▸ BRANO CITATO:
-------------------------
Una esperienza di lettura "Una donna" di Sibilla Aleramo.
Le pagine ingiallite, la copertina un po' scollata, le poche righe della calligrafia giovane e intelligente di mia madre... costruiscono un ponte ora, fra lei e me, un filo di continuità nella storia antica del mondo, delle persone.
Scopro stupendamente che anche in mia madre, al cui confronto mi sento così spesso piccola e insicura, essere ancora indefinito e troppo ignorante sul mondo per avere una posizione propria, c'è una persona che ha avuto dubbi e diverse alternative.
Scorgo in lei lettrice anni fa di questo libro la stessa curiosità che ora sento mia. Scorgo lo stesso mio desiderio di conoscere il mondo, la disponibilità e la voglia di cambiarlo.
-------------------------
▸ OBIETTIVO 1:
Come risponde il brano su "Una donna" a queste domande?
(a) Che cosa costruiscono ora le pagine ingiallite, la copertina e le righe della madre?
(b) Che cosa scopre chi scrive nella propria madre?
(c) Che cosa scorge chi scrive nella madre lettrice del libro, oltre al desiderio di conoscere il mondo?
▸ OBIETTIVO 2: Come si traduce in inglese questa frase del brano su "Una donna": "Scorgo in lei lettrice anni fa di questo libro la stessa curiosità che ora sento mia."?
▸ OBIETTIVO 3:
Queste affermazioni concordano con il brano su "Una donna"? Rispondi sì o no a ciascuna, citando le parole del brano che lo decidono.
(a) La copertina del libro è in perfette condizioni.
(b) La calligrafia della madre è descritta come giovane e intelligente.
(c) Accanto alla madre, chi scrive prova spesso sicurezza.
I record costituiscono materiale a sé, distinto dal brano.

▸ Dati sulla posizione degli elementi:
-------------------------
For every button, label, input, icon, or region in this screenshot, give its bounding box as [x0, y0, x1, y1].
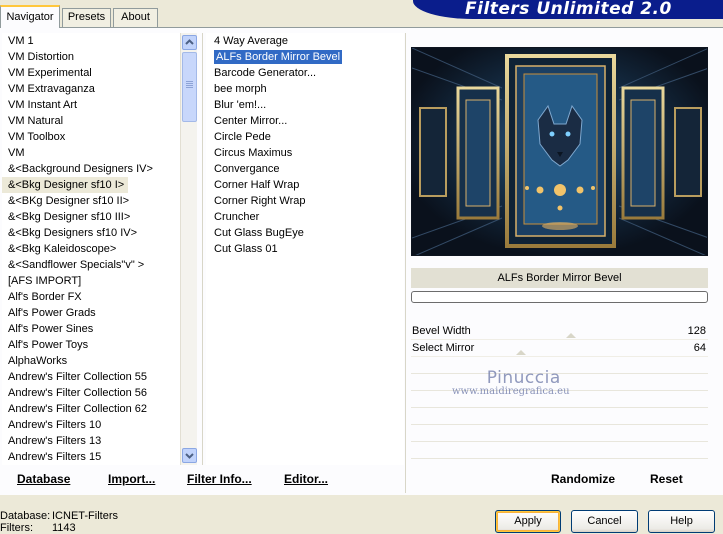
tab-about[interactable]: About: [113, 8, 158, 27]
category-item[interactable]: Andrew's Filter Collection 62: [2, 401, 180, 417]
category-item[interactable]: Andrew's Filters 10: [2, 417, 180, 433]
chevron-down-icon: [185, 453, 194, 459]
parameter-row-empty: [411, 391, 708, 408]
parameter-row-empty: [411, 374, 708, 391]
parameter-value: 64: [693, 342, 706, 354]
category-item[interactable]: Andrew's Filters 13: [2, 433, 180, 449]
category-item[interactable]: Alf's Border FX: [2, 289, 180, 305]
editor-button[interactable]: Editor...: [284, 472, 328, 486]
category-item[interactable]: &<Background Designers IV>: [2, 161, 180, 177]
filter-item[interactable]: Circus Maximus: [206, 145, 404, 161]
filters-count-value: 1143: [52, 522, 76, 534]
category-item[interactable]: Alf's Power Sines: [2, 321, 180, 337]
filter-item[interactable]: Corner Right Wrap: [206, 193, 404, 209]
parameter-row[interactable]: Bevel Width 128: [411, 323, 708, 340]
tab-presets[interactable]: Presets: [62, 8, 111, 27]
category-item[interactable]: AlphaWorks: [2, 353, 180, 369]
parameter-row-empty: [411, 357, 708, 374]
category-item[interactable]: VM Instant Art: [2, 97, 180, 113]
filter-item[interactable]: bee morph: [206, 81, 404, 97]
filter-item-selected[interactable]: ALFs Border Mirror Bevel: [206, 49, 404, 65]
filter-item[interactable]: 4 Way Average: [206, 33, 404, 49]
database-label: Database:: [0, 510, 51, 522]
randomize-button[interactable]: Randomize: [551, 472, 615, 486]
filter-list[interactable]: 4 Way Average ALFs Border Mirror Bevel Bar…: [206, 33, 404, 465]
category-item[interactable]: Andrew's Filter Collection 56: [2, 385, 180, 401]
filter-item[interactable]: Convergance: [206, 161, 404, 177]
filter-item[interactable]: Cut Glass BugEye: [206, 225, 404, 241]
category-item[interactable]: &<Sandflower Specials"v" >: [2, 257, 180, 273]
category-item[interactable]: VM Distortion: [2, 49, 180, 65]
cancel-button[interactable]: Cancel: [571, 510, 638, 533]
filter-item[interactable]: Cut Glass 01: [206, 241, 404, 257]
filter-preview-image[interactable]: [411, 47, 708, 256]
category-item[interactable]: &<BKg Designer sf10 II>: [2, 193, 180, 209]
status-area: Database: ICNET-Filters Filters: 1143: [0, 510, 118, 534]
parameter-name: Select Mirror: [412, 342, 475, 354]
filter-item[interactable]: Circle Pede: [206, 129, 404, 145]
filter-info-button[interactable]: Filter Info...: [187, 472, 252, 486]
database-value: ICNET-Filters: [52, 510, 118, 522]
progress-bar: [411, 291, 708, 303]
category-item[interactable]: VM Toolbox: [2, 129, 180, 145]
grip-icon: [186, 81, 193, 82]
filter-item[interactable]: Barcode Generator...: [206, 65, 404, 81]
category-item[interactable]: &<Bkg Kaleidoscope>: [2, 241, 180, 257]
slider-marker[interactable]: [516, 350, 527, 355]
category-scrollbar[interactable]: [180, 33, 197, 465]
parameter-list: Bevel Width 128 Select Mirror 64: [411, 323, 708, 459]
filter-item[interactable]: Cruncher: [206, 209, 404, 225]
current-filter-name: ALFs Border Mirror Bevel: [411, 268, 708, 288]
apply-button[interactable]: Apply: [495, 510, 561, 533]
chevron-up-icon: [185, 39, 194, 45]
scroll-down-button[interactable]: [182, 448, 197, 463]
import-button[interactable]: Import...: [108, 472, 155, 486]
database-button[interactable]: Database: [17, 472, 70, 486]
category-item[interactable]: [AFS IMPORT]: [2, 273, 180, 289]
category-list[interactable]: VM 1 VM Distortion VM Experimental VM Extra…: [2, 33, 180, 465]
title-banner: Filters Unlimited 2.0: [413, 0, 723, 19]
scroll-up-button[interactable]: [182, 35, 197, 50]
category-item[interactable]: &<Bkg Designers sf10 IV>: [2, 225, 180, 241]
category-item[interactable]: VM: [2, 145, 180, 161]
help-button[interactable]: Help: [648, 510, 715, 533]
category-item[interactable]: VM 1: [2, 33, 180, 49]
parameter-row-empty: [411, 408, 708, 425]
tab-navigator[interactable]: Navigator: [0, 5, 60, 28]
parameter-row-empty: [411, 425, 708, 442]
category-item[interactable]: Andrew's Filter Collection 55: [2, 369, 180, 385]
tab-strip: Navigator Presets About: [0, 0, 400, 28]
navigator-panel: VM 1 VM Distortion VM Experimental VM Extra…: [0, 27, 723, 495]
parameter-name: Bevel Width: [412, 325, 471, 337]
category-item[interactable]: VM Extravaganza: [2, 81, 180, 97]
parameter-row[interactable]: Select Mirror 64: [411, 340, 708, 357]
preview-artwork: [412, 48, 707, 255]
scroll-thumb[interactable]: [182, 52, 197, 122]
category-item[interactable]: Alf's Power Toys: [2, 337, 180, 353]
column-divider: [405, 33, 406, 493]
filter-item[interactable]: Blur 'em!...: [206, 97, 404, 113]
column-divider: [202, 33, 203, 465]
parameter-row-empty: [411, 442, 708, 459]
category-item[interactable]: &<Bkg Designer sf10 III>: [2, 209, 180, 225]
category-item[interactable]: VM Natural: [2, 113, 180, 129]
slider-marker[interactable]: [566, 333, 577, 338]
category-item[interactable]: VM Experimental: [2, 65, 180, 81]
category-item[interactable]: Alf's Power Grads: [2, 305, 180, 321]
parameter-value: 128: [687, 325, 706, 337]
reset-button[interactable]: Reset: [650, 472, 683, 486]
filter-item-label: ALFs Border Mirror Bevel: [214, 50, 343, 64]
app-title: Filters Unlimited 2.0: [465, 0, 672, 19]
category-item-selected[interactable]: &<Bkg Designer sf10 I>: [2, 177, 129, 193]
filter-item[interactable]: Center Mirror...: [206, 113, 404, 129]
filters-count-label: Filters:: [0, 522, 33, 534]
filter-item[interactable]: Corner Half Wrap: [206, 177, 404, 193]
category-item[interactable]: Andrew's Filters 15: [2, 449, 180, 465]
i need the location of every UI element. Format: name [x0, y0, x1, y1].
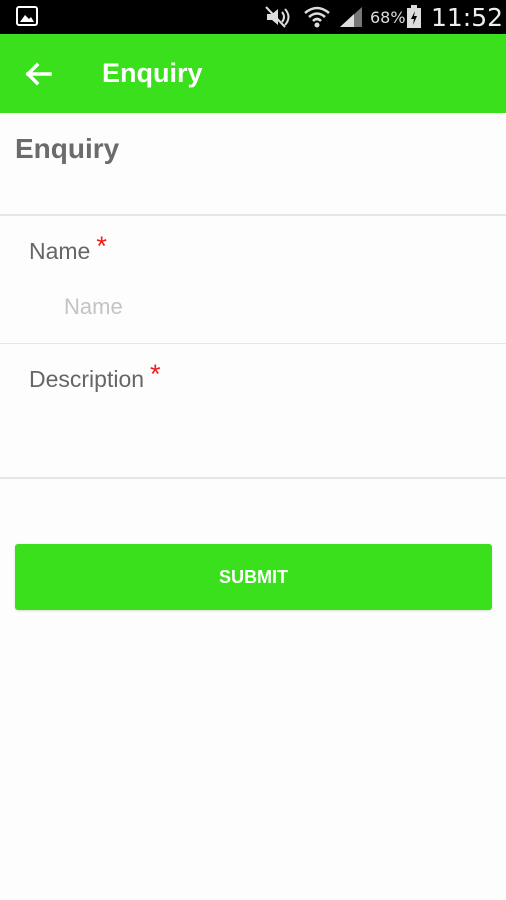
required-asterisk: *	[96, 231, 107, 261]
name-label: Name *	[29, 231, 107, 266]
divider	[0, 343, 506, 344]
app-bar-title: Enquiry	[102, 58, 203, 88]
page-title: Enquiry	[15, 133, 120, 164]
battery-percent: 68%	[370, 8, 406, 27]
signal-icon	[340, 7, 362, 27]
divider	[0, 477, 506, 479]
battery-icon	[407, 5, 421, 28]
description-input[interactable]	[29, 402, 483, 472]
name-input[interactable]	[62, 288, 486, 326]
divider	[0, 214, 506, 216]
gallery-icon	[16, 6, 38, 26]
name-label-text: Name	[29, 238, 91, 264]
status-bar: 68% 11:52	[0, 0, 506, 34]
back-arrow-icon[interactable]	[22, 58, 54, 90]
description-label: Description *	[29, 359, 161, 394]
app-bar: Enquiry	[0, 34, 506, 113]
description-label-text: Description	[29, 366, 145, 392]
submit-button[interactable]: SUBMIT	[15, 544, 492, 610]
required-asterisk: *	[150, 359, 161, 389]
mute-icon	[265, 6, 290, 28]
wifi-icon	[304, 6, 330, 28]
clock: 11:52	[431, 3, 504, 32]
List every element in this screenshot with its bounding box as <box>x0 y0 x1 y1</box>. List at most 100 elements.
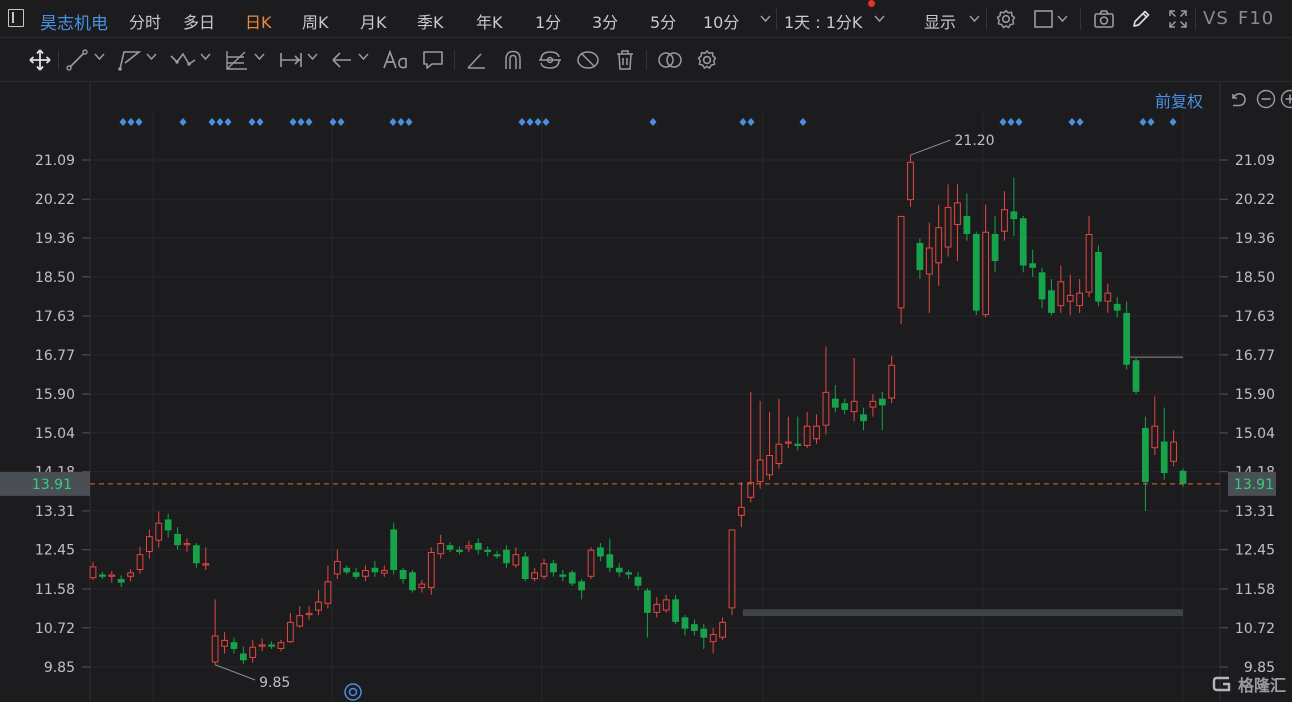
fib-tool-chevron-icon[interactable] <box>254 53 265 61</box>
-------------------------
▸ SOLUZIONE COMPLETA 1:
(a) Un ponte fra la madre e chi scrive, un filo di continuità nella storia antica del mondo e delle persone.
(b) Una persona che ha avuto dubbi e diverse alternative.
(c) La stessa curiosità che chi scrive ora sente sua, e la disponibilità e la voglia di cambiare il mondo.

▸ SOLUZIONE COMPLETA 2: In her, who read this book years ago, I glimpse the same curiosity that I now feel as my own.

▸ SOLUZIONE COMPLETA 3:
(a) No: "la copertina un po' scollata".
(b) Sì: "la calligrafia giovane e intelligente di mia madre".
(c) No: "mi sento così spesso piccola e insicura".